= Extracted data entries =
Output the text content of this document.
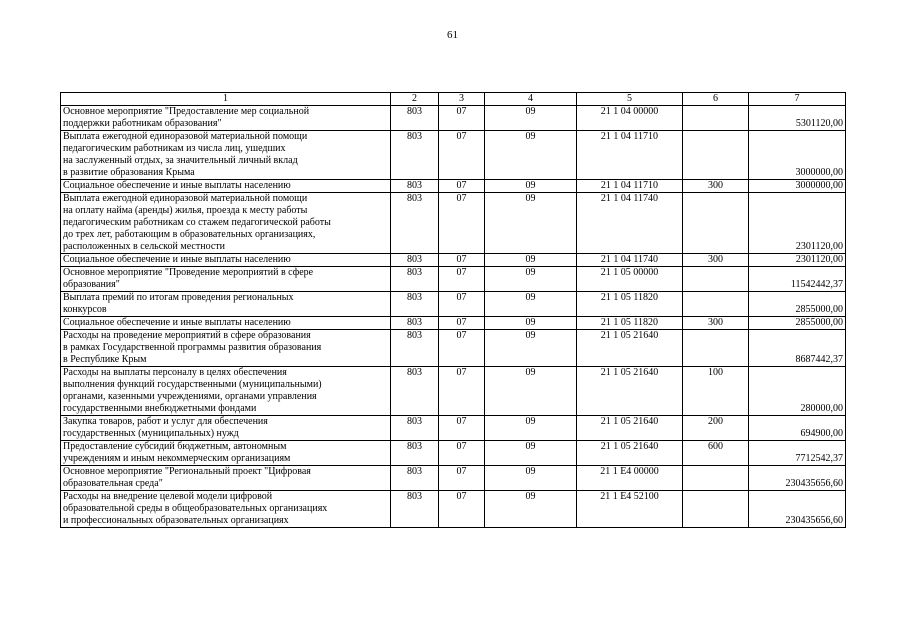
61
1	2	3	4	5	6	7
Основное мероприятие "Предоставление мер социальной
поддержки работникам образования"	803	07	09	21 1 04 00000		5301120,00
Выплата ежегодной единоразовой материальной помощи
педагогическим работникам из числа лиц, ушедших
на заслуженный отдых, за значительный личный вклад
в развитие образования Крыма	803	07	09	21 1 04 11710		3000000,00
Социальное обеспечение и иные выплаты населению	803	07	09	21 1 04 11710	300	3000000,00
Выплата ежегодной единоразовой материальной помощи
на оплату найма (аренды) жилья, проезда к месту работы
педагогическим работникам со стажем педагогической работы
до трех лет, работающим в образовательных организациях,
расположенных в сельской местности	803	07	09	21 1 04 11740		2301120,00
Социальное обеспечение и иные выплаты населению	803	07	09	21 1 04 11740	300	2301120,00
Основное мероприятие "Проведение мероприятий в сфере
образования"	803	07	09	21 1 05 00000		11542442,37
Выплата премий по итогам проведения региональных
конкурсов	803	07	09	21 1 05 11820		2855000,00
Социальное обеспечение и иные выплаты населению	803	07	09	21 1 05 11820	300	2855000,00
Расходы на проведение мероприятий в сфере образования
в рамках Государственной программы развития образования
в Республике Крым	803	07	09	21 1 05 21640		8687442,37
Расходы на выплаты персоналу в целях обеспечения
выполнения функций государственными (муниципальными)
органами, казенными учреждениями, органами управления
государственными внебюджетными фондами	803	07	09	21 1 05 21640	100	280000,00
Закупка товаров, работ и услуг для обеспечения
государственных (муниципальных) нужд	803	07	09	21 1 05 21640	200	694900,00
Предоставление субсидий бюджетным, автономным
учреждениям и иным некоммерческим организациям	803	07	09	21 1 05 21640	600	7712542,37
Основное мероприятие "Региональный проект "Цифровая
образовательная среда"	803	07	09	21 1 E4 00000		230435656,60
Расходы на внедрение целевой модели цифровой
образовательной среды в общеобразовательных организациях
и профессиональных образовательных организациях	803	07	09	21 1 E4 52100		230435656,60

= INSTRUCTION =
From the listing above, return each line with the word "обеспечение".

= CORRECT OUTPUT =
Социальное обеспечение и иные выплаты населению	803	07	09	21 1 04 11710	300	3000000,00
Социальное обеспечение и иные выплаты населению	803	07	09	21 1 04 11740	300	2301120,00
Социальное обеспечение и иные выплаты населению	803	07	09	21 1 05 11820	300	2855000,00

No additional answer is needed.